— start Source records —

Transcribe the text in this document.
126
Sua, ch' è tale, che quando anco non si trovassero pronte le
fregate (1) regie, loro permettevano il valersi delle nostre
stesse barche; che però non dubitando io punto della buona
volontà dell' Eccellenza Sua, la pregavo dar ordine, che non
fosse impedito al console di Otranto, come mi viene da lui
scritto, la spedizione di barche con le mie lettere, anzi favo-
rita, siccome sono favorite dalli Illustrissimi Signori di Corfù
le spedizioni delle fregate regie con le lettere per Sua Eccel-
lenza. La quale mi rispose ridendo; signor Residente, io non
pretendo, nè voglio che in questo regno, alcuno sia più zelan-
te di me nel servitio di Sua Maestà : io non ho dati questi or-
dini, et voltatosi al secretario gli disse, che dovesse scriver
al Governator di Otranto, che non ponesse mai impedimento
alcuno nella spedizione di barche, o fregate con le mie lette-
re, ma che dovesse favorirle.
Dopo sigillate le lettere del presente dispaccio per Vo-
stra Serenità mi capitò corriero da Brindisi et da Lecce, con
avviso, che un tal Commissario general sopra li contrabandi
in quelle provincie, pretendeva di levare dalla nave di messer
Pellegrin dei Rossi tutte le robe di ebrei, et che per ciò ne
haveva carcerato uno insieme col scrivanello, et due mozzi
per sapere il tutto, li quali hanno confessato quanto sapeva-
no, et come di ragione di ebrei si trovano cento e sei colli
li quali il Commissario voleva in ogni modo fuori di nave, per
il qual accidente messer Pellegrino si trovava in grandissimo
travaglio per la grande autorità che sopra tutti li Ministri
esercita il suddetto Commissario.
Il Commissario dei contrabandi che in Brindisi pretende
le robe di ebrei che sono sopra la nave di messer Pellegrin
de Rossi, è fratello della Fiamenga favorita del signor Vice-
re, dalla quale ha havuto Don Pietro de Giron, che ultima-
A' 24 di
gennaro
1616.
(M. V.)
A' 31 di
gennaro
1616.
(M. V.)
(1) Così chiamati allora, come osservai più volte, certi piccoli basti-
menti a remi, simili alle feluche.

— end Source records —
— start Source records —

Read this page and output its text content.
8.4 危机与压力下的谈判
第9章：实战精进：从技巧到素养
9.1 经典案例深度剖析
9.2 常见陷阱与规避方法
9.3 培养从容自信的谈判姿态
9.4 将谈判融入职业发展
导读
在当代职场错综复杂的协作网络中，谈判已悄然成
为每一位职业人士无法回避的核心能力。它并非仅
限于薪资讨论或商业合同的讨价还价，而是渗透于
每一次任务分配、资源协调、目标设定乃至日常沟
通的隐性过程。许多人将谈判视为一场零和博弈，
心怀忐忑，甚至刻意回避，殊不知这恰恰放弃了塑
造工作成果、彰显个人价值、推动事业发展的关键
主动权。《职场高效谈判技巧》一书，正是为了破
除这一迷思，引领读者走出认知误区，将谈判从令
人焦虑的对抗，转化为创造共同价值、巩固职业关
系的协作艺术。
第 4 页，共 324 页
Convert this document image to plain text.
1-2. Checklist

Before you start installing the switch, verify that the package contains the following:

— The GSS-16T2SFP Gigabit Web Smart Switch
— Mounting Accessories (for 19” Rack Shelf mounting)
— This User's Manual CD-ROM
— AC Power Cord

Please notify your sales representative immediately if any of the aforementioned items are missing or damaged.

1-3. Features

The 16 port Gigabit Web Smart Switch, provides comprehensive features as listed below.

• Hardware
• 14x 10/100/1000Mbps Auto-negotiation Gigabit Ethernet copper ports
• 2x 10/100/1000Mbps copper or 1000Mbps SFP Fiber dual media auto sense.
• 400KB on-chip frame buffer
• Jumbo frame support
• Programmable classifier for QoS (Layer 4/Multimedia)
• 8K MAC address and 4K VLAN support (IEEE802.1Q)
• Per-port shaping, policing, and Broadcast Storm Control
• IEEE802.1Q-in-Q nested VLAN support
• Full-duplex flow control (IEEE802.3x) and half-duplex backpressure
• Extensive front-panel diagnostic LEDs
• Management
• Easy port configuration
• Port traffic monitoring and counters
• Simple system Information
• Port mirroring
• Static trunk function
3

— end Source records —
— start Source records —

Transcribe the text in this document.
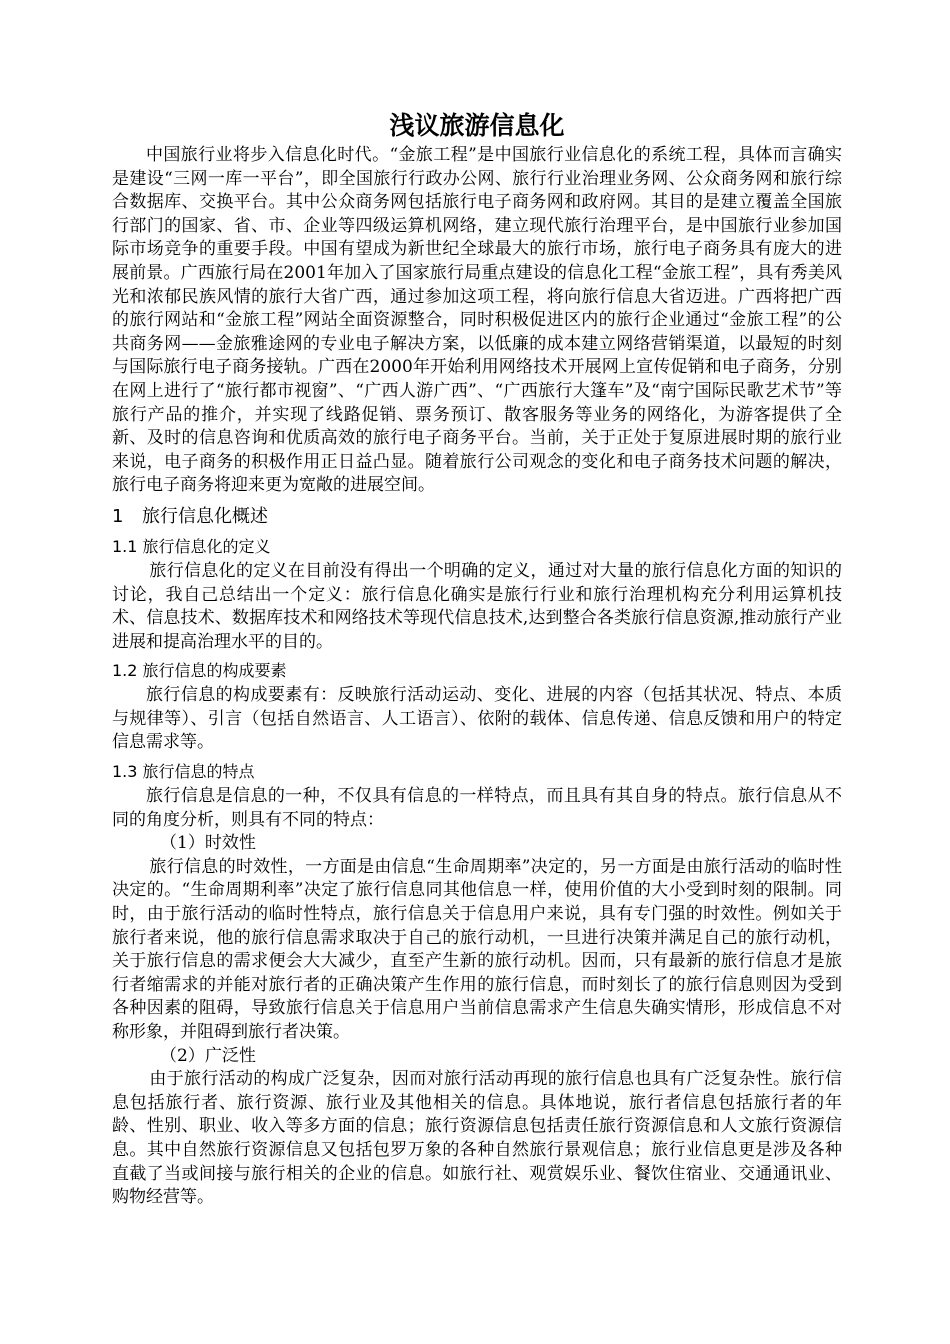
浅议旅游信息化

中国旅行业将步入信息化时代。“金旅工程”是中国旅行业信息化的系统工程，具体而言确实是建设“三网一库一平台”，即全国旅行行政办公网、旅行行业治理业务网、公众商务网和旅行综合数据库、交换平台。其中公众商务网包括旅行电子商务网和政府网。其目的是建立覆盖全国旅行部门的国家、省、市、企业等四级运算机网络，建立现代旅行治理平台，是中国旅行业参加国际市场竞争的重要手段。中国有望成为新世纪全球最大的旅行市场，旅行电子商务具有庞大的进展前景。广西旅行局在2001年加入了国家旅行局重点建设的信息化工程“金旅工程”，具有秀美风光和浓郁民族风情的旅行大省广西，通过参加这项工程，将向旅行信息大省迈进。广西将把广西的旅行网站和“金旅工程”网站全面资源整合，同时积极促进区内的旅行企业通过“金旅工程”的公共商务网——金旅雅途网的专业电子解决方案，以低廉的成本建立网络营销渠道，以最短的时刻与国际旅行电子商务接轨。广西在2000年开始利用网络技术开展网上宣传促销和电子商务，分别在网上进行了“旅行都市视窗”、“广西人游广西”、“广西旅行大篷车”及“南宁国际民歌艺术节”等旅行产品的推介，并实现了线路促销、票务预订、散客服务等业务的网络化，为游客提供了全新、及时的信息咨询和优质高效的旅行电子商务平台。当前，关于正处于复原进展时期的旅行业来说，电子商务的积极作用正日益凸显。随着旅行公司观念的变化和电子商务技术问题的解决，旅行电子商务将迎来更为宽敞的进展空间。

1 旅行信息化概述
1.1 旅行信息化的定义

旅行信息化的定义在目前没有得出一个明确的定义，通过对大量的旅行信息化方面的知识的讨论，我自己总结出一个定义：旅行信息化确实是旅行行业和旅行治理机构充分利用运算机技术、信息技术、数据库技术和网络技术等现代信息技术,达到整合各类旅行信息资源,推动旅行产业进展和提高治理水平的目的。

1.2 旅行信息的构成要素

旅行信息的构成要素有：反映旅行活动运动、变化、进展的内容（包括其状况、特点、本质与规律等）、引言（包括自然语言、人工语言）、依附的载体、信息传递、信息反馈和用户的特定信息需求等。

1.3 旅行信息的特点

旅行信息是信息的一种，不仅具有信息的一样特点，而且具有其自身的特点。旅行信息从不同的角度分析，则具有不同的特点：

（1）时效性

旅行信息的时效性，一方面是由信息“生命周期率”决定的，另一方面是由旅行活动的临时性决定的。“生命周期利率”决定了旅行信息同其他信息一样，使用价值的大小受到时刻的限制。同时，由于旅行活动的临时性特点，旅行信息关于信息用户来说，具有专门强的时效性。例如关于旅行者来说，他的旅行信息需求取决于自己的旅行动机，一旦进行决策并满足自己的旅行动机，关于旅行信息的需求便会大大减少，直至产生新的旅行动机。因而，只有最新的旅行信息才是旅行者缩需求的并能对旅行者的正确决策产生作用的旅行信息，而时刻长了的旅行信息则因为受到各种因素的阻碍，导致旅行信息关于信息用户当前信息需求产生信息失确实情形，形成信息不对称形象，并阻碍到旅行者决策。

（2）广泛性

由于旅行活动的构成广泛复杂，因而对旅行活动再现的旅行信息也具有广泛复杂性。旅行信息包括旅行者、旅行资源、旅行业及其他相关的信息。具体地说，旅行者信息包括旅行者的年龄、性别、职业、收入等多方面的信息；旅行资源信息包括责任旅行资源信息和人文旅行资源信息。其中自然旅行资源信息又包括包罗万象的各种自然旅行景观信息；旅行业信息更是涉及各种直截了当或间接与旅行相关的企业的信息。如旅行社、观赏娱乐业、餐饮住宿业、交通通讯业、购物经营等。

— end Source records —

▶ **Prompt**: Scan the records above for the string "ebrei", then report every line that contains it.

▶ **Exercise answer**:
Pellegrin dei Rossi tutte le robe di ebrei, et che per ciò ne
no, et come di ragione di ebrei si trovano cento e sei colli
le robe di ebrei che sono sopra la nave di messer Pellegrin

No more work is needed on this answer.